PROBLEM ▸
Transcribe all records exactly.

MATERIALS PROVIDED ▸
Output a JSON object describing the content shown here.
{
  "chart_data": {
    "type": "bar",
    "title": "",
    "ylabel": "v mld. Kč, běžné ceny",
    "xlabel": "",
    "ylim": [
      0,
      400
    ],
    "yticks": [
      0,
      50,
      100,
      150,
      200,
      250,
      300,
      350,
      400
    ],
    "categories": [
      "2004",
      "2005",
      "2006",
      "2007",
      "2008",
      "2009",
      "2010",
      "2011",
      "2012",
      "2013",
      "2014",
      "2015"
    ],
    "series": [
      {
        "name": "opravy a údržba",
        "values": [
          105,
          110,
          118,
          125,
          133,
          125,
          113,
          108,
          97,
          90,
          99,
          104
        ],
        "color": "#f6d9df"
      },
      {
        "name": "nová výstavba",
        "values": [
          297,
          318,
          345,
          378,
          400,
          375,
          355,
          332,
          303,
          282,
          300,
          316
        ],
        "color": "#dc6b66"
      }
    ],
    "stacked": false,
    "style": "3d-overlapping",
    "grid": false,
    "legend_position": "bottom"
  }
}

ANSWER TO THE TASK ▸
Output a JSON object describing the content shown here.
{
  "chart_data": {
    "type": "bar",
    "title": "",
    "ylabel": "v mld. Kč, běžné ceny",
    "xlabel": "",
    "ylim": [
      0,
      400
    ],
    "yticks": [
      0,
      50,
      100,
      150,
      200,
      250,
      300,
      350,
      400
    ],
    "categories": [
      "2004",
      "2005",
      "2006",
      "2007",
      "2008",
      "2009",
      "2010",
      "2011",
      "2012",
      "2013",
      "2014",
      "2015"
    ],
    "series": [
      {
        "name": "opravy a údržba",
        "values": [
          105,
          110,
          118,
          125,
          133,
          125,
          113,
          108,
          97,
          90,
          99,
          104
        ],
        "color": "#f6d9df"
      },
      {
        "name": "nová výstavba",
        "values": [
          297,
          318,
          345,
          378,
          400,
          375,
          355,
          332,
          303,
          282,
          300,
          316
        ],
        "color": "#dc6b66"
      }
    ],
    "stacked": false,
    "style": "3d-overlapping",
    "grid": false,
    "legend_position": "bottom"
  }
}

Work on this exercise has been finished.